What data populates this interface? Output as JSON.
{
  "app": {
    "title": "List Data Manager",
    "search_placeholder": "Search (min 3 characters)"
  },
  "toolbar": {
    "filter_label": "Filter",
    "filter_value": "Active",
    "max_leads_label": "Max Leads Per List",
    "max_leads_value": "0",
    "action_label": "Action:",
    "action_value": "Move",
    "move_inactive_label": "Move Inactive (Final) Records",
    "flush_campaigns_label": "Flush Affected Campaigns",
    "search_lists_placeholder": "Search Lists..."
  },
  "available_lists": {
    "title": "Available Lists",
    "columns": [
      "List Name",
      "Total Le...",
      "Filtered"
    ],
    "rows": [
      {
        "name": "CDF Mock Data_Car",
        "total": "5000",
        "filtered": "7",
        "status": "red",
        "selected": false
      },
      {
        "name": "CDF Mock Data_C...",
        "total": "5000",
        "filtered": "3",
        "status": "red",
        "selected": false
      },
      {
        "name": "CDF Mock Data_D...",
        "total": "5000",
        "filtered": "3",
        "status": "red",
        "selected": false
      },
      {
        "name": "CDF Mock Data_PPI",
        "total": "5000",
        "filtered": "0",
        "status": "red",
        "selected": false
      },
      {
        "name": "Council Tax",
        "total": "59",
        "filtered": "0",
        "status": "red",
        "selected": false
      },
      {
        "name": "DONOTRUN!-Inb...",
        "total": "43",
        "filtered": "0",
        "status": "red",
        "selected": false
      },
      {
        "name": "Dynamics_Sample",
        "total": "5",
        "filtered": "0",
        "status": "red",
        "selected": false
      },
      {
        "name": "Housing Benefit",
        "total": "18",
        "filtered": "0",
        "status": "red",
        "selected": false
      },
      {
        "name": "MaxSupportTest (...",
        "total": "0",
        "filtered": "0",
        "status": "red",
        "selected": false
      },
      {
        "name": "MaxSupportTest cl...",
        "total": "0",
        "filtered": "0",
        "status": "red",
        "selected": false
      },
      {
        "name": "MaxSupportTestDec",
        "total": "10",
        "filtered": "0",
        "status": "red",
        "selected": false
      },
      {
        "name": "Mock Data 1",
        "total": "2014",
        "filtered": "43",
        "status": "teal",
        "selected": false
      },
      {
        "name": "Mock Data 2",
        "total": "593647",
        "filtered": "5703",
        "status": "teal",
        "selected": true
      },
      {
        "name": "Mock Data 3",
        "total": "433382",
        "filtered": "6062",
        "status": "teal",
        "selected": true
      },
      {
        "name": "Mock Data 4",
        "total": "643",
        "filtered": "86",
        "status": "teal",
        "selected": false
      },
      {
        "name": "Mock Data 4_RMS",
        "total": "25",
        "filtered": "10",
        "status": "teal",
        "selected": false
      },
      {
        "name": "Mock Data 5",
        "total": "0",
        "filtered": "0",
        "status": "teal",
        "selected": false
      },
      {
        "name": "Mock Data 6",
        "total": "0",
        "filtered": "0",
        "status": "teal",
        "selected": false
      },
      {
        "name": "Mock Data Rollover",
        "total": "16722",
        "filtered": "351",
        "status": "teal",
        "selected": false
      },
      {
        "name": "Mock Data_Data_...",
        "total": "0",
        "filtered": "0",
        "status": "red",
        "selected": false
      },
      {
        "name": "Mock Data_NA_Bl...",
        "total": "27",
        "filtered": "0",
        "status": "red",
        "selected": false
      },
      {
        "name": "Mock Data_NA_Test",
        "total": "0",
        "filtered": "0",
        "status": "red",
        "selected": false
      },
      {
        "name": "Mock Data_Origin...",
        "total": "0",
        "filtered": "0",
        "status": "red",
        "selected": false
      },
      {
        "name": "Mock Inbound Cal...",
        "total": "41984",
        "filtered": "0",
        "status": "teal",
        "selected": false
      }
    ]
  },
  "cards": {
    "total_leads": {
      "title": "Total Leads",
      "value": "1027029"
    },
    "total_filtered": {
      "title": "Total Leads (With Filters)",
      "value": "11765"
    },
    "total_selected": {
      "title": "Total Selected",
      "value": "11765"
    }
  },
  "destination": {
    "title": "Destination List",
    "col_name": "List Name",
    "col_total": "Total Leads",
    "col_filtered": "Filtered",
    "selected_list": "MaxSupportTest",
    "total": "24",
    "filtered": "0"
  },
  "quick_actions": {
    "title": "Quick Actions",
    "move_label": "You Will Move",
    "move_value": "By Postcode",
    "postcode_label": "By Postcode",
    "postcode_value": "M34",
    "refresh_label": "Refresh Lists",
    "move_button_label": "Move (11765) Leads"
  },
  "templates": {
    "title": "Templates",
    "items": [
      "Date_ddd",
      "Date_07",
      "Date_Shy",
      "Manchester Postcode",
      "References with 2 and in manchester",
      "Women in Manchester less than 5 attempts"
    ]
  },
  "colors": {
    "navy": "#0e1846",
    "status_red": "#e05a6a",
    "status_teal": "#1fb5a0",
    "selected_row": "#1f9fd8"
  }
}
--------------------------------------------------
### WHAT THE TASK ASKS
Return each line of the data exactly as written above.

### PROBLEM SOLUTION
What data populates this interface? Output as JSON.
{
  "app": {
    "title": "List Data Manager",
    "search_placeholder": "Search (min 3 characters)"
  },
  "toolbar": {
    "filter_label": "Filter",
    "filter_value": "Active",
    "max_leads_label": "Max Leads Per List",
    "max_leads_value": "0",
    "action_label": "Action:",
    "action_value": "Move",
    "move_inactive_label": "Move Inactive (Final) Records",
    "flush_campaigns_label": "Flush Affected Campaigns",
    "search_lists_placeholder": "Search Lists..."
  },
  "available_lists": {
    "title": "Available Lists",
    "columns": [
      "List Name",
      "Total Le...",
      "Filtered"
    ],
    "rows": [
      {
        "name": "CDF Mock Data_Car",
        "total": "5000",
        "filtered": "7",
        "status": "red",
        "selected": false
      },
      {
        "name": "CDF Mock Data_C...",
        "total": "5000",
        "filtered": "3",
        "status": "red",
        "selected": false
      },
      {
        "name": "CDF Mock Data_D...",
        "total": "5000",
        "filtered": "3",
        "status": "red",
        "selected": false
      },
      {
        "name": "CDF Mock Data_PPI",
        "total": "5000",
        "filtered": "0",
        "status": "red",
        "selected": false
      },
      {
        "name": "Council Tax",
        "total": "59",
        "filtered": "0",
        "status": "red",
        "selected": false
      },
      {
        "name": "DONOTRUN!-Inb...",
        "total": "43",
        "filtered": "0",
        "status": "red",
        "selected": false
      },
      {
        "name": "Dynamics_Sample",
        "total": "5",
        "filtered": "0",
        "status": "red",
        "selected": false
      },
      {
        "name": "Housing Benefit",
        "total": "18",
        "filtered": "0",
        "status": "red",
        "selected": false
      },
      {
        "name": "MaxSupportTest (...",
        "total": "0",
        "filtered": "0",
        "status": "red",
        "selected": false
      },
      {
        "name": "MaxSupportTest cl...",
        "total": "0",
        "filtered": "0",
        "status": "red",
        "selected": false
      },
      {
        "name": "MaxSupportTestDec",
        "total": "10",
        "filtered": "0",
        "status": "red",
        "selected": false
      },
      {
        "name": "Mock Data 1",
        "total": "2014",
        "filtered": "43",
        "status": "teal",
        "selected": false
      },
      {
        "name": "Mock Data 2",
        "total": "593647",
        "filtered": "5703",
        "status": "teal",
        "selected": true
      },
      {
        "name": "Mock Data 3",
        "total": "433382",
        "filtered": "6062",
        "status": "teal",
        "selected": true
      },
      {
        "name": "Mock Data 4",
        "total": "643",
        "filtered": "86",
        "status": "teal",
        "selected": false
      },
      {
        "name": "Mock Data 4_RMS",
        "total": "25",
        "filtered": "10",
        "status": "teal",
        "selected": false
      },
      {
        "name": "Mock Data 5",
        "total": "0",
        "filtered": "0",
        "status": "teal",
        "selected": false
      },
      {
        "name": "Mock Data 6",
        "total": "0",
        "filtered": "0",
        "status": "teal",
        "selected": false
      },
      {
        "name": "Mock Data Rollover",
        "total": "16722",
        "filtered": "351",
        "status": "teal",
        "selected": false
      },
      {
        "name": "Mock Data_Data_...",
        "total": "0",
        "filtered": "0",
        "status": "red",
        "selected": false
      },
      {
        "name": "Mock Data_NA_Bl...",
        "total": "27",
        "filtered": "0",
        "status": "red",
        "selected": false
      },
      {
        "name": "Mock Data_NA_Test",
        "total": "0",
        "filtered": "0",
        "status": "red",
        "selected": false
      },
      {
        "name": "Mock Data_Origin...",
        "total": "0",
        "filtered": "0",
        "status": "red",
        "selected": false
      },
      {
        "name": "Mock Inbound Cal...",
        "total": "41984",
        "filtered": "0",
        "status": "teal",
        "selected": false
      }
    ]
  },
  "cards": {
    "total_leads": {
      "title": "Total Leads",
      "value": "1027029"
    },
    "total_filtered": {
      "title": "Total Leads (With Filters)",
      "value": "11765"
    },
    "total_selected": {
      "title": "Total Selected",
      "value": "11765"
    }
  },
  "destination": {
    "title": "Destination List",
    "col_name": "List Name",
    "col_total": "Total Leads",
    "col_filtered": "Filtered",
    "selected_list": "MaxSupportTest",
    "total": "24",
    "filtered": "0"
  },
  "quick_actions": {
    "title": "Quick Actions",
    "move_label": "You Will Move",
    "move_value": "By Postcode",
    "postcode_label": "By Postcode",
    "postcode_value": "M34",
    "refresh_label": "Refresh Lists",
    "move_button_label": "Move (11765) Leads"
  },
  "templates": {
    "title": "Templates",
    "items": [
      "Date_ddd",
      "Date_07",
      "Date_Shy",
      "Manchester Postcode",
      "References with 2 and in manchester",
      "Women in Manchester less than 5 attempts"
    ]
  },
  "colors": {
    "navy": "#0e1846",
    "status_red": "#e05a6a",
    "status_teal": "#1fb5a0",
    "selected_row": "#1f9fd8"
  }
}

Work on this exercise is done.